# Written problem:
Below are entries. Pull out all lines containing "Rechtgläubiger".

►

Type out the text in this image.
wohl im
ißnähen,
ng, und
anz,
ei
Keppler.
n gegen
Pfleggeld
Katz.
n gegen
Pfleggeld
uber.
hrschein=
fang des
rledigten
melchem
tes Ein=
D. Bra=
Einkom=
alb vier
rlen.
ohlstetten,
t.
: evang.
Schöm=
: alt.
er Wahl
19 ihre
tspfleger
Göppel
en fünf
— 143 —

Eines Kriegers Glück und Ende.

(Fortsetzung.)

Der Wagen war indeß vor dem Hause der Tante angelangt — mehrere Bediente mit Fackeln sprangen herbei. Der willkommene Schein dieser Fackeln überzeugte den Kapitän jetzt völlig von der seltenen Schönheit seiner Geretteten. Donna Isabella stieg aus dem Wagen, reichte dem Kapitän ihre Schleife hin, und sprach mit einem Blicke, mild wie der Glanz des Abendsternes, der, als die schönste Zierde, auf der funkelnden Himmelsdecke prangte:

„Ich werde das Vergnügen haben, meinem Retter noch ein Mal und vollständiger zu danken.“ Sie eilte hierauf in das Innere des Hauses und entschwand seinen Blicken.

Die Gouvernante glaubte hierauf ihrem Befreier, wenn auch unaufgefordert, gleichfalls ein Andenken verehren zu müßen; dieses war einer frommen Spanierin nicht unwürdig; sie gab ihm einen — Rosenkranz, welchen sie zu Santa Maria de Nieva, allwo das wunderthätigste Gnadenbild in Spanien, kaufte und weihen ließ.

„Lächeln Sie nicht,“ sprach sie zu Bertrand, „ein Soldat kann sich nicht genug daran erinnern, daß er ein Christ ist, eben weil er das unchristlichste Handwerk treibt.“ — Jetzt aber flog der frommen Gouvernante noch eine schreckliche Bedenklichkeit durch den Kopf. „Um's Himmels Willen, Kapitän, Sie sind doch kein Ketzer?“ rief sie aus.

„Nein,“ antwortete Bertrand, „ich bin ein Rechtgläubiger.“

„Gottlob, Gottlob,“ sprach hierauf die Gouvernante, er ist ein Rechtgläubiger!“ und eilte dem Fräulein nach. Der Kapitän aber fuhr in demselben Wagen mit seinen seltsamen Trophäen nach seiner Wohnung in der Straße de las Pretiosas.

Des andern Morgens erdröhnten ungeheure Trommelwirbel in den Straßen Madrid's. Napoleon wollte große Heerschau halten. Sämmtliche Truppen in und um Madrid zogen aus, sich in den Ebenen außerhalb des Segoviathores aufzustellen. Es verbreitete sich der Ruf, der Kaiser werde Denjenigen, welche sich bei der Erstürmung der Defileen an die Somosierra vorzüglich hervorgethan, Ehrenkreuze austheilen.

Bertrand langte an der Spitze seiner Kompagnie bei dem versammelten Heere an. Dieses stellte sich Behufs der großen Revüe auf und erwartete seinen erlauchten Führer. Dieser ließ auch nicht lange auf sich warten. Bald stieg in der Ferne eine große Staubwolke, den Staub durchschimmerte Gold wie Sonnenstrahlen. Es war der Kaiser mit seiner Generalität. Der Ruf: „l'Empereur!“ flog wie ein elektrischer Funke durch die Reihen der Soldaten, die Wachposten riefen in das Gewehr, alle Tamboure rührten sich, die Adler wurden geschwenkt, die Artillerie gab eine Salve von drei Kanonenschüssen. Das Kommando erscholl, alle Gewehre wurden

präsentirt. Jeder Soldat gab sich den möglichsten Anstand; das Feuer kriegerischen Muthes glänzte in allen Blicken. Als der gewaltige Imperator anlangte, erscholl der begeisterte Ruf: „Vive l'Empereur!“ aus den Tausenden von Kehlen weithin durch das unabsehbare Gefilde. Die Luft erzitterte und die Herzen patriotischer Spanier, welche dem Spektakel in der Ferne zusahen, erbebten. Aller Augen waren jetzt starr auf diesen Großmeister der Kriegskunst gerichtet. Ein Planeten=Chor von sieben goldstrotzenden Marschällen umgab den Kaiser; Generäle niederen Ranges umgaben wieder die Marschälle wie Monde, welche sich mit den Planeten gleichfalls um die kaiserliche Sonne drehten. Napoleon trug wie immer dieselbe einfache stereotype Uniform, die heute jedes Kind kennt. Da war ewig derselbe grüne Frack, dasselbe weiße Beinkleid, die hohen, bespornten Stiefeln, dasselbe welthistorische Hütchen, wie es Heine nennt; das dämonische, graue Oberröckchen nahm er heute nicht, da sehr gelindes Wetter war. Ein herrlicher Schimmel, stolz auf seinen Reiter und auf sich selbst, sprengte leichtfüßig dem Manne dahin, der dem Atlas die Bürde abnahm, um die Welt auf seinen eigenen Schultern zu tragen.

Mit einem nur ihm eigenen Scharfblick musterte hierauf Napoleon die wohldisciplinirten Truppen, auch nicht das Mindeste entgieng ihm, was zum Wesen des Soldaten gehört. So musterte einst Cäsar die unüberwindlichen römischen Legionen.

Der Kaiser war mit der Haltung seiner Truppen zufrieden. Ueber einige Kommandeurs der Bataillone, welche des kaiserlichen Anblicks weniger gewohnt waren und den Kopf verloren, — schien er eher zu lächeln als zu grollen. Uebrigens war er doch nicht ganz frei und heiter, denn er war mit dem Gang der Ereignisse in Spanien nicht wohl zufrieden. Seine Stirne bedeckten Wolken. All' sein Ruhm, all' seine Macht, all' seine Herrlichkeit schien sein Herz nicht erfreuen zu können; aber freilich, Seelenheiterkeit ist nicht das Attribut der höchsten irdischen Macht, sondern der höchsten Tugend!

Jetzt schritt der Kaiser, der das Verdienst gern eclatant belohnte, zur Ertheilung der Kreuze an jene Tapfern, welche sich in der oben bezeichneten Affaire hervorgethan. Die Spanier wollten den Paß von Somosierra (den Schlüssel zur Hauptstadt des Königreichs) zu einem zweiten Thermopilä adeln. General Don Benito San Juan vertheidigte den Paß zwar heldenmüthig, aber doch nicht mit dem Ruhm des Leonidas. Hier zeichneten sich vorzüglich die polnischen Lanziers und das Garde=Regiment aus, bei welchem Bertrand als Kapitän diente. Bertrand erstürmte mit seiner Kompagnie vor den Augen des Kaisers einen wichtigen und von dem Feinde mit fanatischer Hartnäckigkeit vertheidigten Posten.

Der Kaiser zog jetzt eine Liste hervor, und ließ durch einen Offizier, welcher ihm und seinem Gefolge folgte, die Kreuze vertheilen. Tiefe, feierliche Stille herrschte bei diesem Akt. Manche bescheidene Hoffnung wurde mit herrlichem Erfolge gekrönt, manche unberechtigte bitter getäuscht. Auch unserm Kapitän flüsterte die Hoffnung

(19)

◄

# Result below:
„Nein,“ antwortete Bertrand, „ich bin ein Rechtgläubiger.“
„Gottlob, Gottlob,“ sprach hierauf die Gouvernante, er ist ein Rechtgläubiger!“ und eilte dem Fräulein nach. Der Kapitän aber fuhr in demselben Wagen mit seinen seltsamen Trophäen nach seiner Wohnung in der Straße de las Pretiosas.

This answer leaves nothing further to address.